*What you need to do*. Reproduce every line in the listing that contains the word "продуктов".

Data listing:
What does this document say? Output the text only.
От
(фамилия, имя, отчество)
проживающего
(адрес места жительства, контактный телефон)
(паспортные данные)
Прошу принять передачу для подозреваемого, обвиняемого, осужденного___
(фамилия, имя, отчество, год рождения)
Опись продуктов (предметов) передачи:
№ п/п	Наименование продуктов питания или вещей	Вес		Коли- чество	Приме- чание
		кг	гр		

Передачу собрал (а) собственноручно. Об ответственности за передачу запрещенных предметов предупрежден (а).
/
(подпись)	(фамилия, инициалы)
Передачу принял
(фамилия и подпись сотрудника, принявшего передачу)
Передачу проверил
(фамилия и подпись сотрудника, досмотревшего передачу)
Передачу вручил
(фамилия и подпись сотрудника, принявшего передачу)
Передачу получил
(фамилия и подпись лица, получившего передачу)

*Answer in full*.
Опись продуктов (предметов) передачи:
№ п/п	Наименование продуктов питания или вещей	Вес		Коли- чество	Приме- чание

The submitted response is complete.